# The request
Copy each line below that contains "heeft".

[START OF Stored records]

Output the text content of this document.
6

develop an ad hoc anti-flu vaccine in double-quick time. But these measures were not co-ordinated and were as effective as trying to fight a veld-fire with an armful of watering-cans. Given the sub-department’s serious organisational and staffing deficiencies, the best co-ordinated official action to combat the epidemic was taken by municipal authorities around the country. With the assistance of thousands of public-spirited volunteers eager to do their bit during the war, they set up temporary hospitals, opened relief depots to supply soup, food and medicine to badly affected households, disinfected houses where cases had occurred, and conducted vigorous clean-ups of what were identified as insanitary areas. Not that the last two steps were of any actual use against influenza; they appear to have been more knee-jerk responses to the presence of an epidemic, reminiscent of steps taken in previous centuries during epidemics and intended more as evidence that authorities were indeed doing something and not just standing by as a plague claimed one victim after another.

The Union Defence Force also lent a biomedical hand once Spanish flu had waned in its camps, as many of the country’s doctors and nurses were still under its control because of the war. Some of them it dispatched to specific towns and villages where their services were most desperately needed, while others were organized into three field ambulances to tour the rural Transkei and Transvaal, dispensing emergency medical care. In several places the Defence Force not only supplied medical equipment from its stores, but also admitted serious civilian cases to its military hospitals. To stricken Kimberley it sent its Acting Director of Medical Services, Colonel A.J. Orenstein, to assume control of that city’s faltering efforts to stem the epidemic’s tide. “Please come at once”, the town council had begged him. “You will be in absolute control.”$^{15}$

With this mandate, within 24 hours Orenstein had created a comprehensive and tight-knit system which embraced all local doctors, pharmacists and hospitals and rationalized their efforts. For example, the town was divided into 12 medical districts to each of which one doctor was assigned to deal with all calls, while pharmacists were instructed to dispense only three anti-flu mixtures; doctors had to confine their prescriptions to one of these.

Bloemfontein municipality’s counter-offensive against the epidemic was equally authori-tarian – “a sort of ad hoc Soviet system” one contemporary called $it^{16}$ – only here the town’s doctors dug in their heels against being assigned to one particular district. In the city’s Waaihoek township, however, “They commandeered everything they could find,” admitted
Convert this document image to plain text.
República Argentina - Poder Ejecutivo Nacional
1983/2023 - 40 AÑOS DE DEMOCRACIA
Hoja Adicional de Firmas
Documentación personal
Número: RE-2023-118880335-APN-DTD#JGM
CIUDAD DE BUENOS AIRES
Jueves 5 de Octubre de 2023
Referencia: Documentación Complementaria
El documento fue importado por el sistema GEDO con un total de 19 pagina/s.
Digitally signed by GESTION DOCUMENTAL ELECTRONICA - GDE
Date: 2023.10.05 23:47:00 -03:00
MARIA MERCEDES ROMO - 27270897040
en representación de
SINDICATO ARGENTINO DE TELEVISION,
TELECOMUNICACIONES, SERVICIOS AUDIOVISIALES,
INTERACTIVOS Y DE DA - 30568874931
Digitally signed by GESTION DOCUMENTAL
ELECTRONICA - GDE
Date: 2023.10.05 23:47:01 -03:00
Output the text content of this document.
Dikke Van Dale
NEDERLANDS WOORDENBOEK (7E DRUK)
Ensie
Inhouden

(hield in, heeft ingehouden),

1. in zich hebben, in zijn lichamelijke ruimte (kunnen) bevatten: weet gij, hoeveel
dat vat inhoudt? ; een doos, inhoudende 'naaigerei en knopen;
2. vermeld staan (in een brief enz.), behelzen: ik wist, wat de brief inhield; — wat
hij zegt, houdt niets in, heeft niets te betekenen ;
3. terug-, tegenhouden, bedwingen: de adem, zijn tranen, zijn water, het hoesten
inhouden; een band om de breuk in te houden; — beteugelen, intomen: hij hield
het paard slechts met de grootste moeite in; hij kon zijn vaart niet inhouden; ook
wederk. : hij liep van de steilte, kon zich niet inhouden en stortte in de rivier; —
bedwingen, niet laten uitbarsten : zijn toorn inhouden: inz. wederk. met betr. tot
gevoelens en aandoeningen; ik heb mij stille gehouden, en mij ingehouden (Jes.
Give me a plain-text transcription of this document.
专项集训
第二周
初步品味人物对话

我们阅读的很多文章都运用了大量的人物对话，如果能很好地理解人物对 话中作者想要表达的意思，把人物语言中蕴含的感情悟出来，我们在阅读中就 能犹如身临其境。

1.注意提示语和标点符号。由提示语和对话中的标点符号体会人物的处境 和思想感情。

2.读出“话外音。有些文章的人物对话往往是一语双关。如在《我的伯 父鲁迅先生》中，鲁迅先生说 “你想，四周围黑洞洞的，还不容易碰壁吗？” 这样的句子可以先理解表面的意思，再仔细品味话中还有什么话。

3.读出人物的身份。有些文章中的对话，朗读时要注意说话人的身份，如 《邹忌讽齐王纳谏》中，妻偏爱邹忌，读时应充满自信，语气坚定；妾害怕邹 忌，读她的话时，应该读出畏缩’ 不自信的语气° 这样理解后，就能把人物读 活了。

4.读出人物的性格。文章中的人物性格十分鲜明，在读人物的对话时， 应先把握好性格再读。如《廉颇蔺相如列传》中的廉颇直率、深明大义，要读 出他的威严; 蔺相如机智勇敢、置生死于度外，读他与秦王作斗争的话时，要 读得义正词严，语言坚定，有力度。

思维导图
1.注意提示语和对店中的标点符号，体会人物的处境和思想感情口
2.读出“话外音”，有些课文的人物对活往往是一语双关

[END OF Stored records]

# Worked solution
(hield in, heeft ingehouden),
hij zegt, houdt niets in, heeft niets te betekenen ;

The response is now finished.